§ **EXERCISE DETAILS**: Determine the number of lines in the listing below where the string "data" occurs; answer with the number alone.

+===+

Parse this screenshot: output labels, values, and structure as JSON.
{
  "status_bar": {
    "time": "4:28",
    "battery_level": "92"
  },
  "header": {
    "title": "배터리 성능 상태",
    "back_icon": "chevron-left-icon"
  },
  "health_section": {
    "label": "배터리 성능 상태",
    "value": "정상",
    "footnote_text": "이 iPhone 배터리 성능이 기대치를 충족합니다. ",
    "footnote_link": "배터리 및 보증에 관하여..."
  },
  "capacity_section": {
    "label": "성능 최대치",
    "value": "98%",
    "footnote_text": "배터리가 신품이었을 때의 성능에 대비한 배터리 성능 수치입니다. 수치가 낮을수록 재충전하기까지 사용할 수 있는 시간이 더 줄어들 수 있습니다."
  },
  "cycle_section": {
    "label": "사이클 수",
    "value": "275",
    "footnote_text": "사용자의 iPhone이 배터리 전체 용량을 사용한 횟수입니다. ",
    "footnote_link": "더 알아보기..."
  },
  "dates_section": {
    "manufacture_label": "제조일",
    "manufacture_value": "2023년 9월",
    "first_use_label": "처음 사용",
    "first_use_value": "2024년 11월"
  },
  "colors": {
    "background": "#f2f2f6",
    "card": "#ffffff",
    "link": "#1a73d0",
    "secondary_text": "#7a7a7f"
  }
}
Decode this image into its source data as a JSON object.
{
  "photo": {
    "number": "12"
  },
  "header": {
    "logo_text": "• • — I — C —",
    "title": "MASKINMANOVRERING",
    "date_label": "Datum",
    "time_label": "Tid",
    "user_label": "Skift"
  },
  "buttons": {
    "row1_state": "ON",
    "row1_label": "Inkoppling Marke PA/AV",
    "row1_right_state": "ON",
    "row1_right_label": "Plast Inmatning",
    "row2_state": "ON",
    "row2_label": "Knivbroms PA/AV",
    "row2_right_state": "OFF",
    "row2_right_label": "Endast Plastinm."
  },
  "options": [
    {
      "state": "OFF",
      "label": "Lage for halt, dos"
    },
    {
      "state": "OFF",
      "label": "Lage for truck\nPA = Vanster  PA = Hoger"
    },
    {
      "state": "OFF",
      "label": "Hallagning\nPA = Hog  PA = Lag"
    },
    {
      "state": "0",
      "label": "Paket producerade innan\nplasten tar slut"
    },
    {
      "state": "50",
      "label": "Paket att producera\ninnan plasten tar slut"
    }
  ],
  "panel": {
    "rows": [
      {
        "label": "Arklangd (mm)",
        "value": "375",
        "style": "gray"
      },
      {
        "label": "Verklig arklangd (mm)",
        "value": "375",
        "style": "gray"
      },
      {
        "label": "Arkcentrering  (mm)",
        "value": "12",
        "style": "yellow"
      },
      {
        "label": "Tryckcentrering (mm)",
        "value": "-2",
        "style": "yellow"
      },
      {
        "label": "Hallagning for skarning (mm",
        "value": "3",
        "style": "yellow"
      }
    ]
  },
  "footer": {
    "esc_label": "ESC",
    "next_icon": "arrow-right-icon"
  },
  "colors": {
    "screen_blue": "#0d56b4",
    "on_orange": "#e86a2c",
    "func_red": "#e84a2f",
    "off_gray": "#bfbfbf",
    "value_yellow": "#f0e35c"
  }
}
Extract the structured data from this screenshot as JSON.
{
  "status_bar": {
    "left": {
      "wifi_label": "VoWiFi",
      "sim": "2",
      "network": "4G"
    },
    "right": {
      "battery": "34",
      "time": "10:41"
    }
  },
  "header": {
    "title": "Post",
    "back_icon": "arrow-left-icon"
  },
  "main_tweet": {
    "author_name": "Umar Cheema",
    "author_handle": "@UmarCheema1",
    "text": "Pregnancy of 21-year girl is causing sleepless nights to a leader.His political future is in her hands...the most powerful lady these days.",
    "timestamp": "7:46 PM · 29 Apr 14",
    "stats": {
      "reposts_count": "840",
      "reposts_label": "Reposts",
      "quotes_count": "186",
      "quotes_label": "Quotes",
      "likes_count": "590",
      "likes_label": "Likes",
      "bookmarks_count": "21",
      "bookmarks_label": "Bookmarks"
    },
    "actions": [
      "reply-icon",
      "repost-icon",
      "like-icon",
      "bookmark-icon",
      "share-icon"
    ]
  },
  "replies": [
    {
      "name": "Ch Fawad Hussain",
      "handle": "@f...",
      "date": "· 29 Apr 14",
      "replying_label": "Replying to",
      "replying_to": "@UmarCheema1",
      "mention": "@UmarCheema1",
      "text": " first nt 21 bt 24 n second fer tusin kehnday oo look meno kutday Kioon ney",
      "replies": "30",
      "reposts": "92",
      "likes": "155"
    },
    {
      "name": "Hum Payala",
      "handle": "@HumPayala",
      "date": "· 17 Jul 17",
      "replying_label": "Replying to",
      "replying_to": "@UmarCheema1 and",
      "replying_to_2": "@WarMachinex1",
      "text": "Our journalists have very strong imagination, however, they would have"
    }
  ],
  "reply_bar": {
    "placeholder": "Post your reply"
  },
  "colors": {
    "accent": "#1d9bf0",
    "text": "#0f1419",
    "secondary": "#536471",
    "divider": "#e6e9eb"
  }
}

+===+

§ **EXERCISE RESULT**: 2